WHAT IS BEING ASKED:
Copy the entries word for word, from the first one through the line that contains "611, 977, 646]", including both.

MATERIAL FOR THIS EXERCISE:
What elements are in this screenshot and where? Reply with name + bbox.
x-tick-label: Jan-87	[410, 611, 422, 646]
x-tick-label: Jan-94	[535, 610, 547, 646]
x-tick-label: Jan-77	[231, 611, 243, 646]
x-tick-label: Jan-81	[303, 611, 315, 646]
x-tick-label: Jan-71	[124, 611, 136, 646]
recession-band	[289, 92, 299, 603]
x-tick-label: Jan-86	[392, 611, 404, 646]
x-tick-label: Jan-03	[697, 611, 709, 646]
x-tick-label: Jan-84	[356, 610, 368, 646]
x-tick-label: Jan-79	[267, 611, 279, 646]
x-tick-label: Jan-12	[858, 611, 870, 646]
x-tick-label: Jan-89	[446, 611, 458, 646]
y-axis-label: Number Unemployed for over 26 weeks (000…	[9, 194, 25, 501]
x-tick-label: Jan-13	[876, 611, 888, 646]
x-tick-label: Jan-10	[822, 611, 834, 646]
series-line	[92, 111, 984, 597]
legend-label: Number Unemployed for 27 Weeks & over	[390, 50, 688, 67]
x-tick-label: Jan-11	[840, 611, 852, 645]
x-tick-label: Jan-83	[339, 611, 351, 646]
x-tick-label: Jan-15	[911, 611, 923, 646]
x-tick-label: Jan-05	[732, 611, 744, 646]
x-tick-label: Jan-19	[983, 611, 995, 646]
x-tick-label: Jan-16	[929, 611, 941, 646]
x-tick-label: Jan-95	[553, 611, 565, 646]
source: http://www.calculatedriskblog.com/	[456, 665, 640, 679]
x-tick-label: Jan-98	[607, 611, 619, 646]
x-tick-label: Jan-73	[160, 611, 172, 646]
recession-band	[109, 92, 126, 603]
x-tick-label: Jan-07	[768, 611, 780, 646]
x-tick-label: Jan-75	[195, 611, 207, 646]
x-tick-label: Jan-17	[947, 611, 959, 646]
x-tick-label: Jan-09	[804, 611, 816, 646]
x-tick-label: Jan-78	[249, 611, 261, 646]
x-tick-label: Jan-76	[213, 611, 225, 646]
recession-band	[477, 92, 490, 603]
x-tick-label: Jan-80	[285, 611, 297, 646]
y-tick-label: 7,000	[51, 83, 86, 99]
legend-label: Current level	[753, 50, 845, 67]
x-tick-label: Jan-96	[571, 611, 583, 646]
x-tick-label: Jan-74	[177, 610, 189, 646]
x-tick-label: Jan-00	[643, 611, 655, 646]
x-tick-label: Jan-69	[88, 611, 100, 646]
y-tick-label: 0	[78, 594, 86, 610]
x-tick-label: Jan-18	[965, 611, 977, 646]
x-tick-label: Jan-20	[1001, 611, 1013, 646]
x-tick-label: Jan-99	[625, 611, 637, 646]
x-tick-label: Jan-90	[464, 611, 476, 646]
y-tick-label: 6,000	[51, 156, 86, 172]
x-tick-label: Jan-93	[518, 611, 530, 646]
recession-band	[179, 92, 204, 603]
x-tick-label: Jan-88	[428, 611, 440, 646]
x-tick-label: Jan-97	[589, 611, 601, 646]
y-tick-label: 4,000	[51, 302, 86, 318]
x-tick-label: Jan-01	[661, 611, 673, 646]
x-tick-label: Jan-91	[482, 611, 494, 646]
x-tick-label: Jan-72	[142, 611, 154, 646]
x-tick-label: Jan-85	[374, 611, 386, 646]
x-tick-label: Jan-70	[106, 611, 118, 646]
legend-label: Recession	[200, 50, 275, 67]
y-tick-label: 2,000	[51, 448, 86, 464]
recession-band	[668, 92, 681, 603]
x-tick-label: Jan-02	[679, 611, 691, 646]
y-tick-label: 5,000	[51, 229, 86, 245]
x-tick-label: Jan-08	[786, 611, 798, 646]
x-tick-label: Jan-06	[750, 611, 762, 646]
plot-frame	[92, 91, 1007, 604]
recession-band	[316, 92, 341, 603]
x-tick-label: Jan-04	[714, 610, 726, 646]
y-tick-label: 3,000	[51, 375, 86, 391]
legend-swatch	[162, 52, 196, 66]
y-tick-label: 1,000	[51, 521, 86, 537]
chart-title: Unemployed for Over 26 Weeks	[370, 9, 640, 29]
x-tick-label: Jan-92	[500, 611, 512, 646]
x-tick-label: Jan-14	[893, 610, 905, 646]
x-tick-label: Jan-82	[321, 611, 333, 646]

THE REPLY:
What elements are in this screenshot and where? Reply with name + bbox.
x-tick-label: Jan-87	[410, 611, 422, 646]
x-tick-label: Jan-94	[535, 610, 547, 646]
x-tick-label: Jan-77	[231, 611, 243, 646]
x-tick-label: Jan-81	[303, 611, 315, 646]
x-tick-label: Jan-71	[124, 611, 136, 646]
recession-band	[289, 92, 299, 603]
x-tick-label: Jan-86	[392, 611, 404, 646]
x-tick-label: Jan-03	[697, 611, 709, 646]
x-tick-label: Jan-84	[356, 610, 368, 646]
x-tick-label: Jan-79	[267, 611, 279, 646]
x-tick-label: Jan-12	[858, 611, 870, 646]
x-tick-label: Jan-89	[446, 611, 458, 646]
y-axis-label: Number Unemployed for over 26 weeks (000…	[9, 194, 25, 501]
x-tick-label: Jan-13	[876, 611, 888, 646]
x-tick-label: Jan-10	[822, 611, 834, 646]
series-line	[92, 111, 984, 597]
legend-label: Number Unemployed for 27 Weeks & over	[390, 50, 688, 67]
x-tick-label: Jan-11	[840, 611, 852, 645]
x-tick-label: Jan-83	[339, 611, 351, 646]
x-tick-label: Jan-15	[911, 611, 923, 646]
x-tick-label: Jan-05	[732, 611, 744, 646]
x-tick-label: Jan-19	[983, 611, 995, 646]
x-tick-label: Jan-16	[929, 611, 941, 646]
x-tick-label: Jan-95	[553, 611, 565, 646]
source: http://www.calculatedriskblog.com/	[456, 665, 640, 679]
x-tick-label: Jan-98	[607, 611, 619, 646]
x-tick-label: Jan-73	[160, 611, 172, 646]
recession-band	[109, 92, 126, 603]
x-tick-label: Jan-07	[768, 611, 780, 646]
x-tick-label: Jan-75	[195, 611, 207, 646]
x-tick-label: Jan-17	[947, 611, 959, 646]
x-tick-label: Jan-09	[804, 611, 816, 646]
x-tick-label: Jan-78	[249, 611, 261, 646]
x-tick-label: Jan-76	[213, 611, 225, 646]
recession-band	[477, 92, 490, 603]
x-tick-label: Jan-80	[285, 611, 297, 646]
y-tick-label: 7,000	[51, 83, 86, 99]
legend-label: Current level	[753, 50, 845, 67]
x-tick-label: Jan-96	[571, 611, 583, 646]
x-tick-label: Jan-74	[177, 610, 189, 646]
x-tick-label: Jan-00	[643, 611, 655, 646]
x-tick-label: Jan-69	[88, 611, 100, 646]
y-tick-label: 0	[78, 594, 86, 610]
x-tick-label: Jan-18	[965, 611, 977, 646]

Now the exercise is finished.